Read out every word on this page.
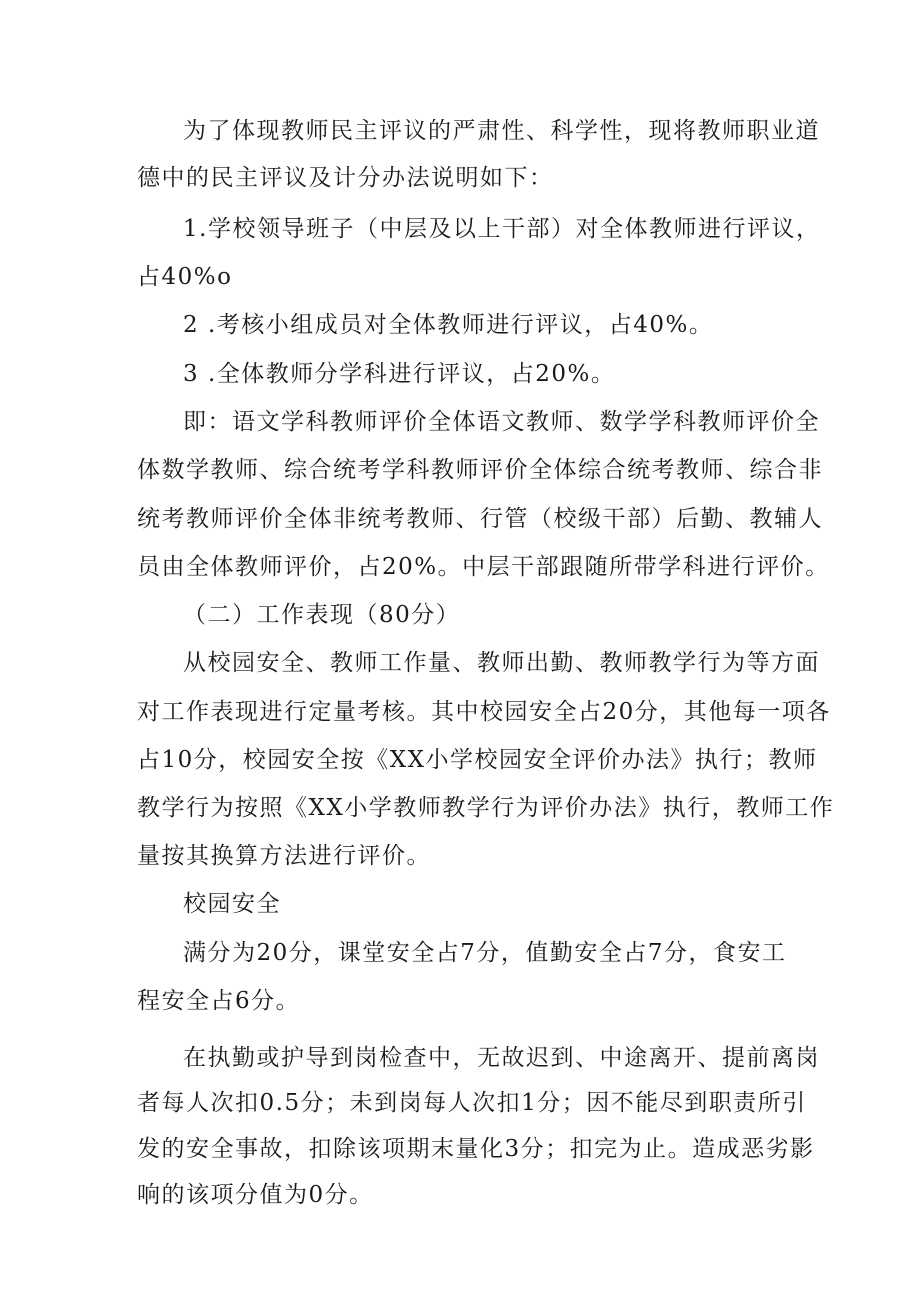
为了体现教师民主评议的严肃性、科学性，现将教师职业道
德中的民主评议及计分办法说明如下：
1.学校领导班子（中层及以上干部）对全体教师进行评议，
占40%o
2 .考核小组成员对全体教师进行评议，占40%。
3 .全体教师分学科进行评议，占20%。
即：语文学科教师评价全体语文教师、数学学科教师评价全
体数学教师、综合统考学科教师评价全体综合统考教师、综合非
统考教师评价全体非统考教师、行管（校级干部）后勤、教辅人
员由全体教师评价，占20%。中层干部跟随所带学科进行评价。
（二）工作表现（80分）
从校园安全、教师工作量、教师出勤、教师教学行为等方面
对工作表现进行定量考核。其中校园安全占20分，其他每一项各
占10分，校园安全按《XX小学校园安全评价办法》执行；教师
教学行为按照《XX小学教师教学行为评价办法》执行，教师工作
量按其换算方法进行评价。
校园安全
满分为20分，课堂安全占7分，值勤安全占7分，食安工
程安全占6分。
在执勤或护导到岗检查中，无故迟到、中途离开、提前离岗
者每人次扣0.5分；未到岗每人次扣1分；因不能尽到职责所引
发的安全事故，扣除该项期末量化3分；扣完为止。造成恶劣影
响的该项分值为0分。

Written task –
Repeat the material verbatim. Do not carry over any picture.

Solution to this exercise –
Read out every word on this page.
为了体现教师民主评议的严肃性、科学性，现将教师职业道
德中的民主评议及计分办法说明如下：
1.学校领导班子（中层及以上干部）对全体教师进行评议，
占40%o
2 .考核小组成员对全体教师进行评议，占40%。
3 .全体教师分学科进行评议，占20%。
即：语文学科教师评价全体语文教师、数学学科教师评价全
体数学教师、综合统考学科教师评价全体综合统考教师、综合非
统考教师评价全体非统考教师、行管（校级干部）后勤、教辅人
员由全体教师评价，占20%。中层干部跟随所带学科进行评价。
（二）工作表现（80分）
从校园安全、教师工作量、教师出勤、教师教学行为等方面
对工作表现进行定量考核。其中校园安全占20分，其他每一项各
占10分，校园安全按《XX小学校园安全评价办法》执行；教师
教学行为按照《XX小学教师教学行为评价办法》执行，教师工作
量按其换算方法进行评价。
校园安全
满分为20分，课堂安全占7分，值勤安全占7分，食安工
程安全占6分。
在执勤或护导到岗检查中，无故迟到、中途离开、提前离岗
者每人次扣0.5分；未到岗每人次扣1分；因不能尽到职责所引
发的安全事故，扣除该项期末量化3分；扣完为止。造成恶劣影
响的该项分值为0分。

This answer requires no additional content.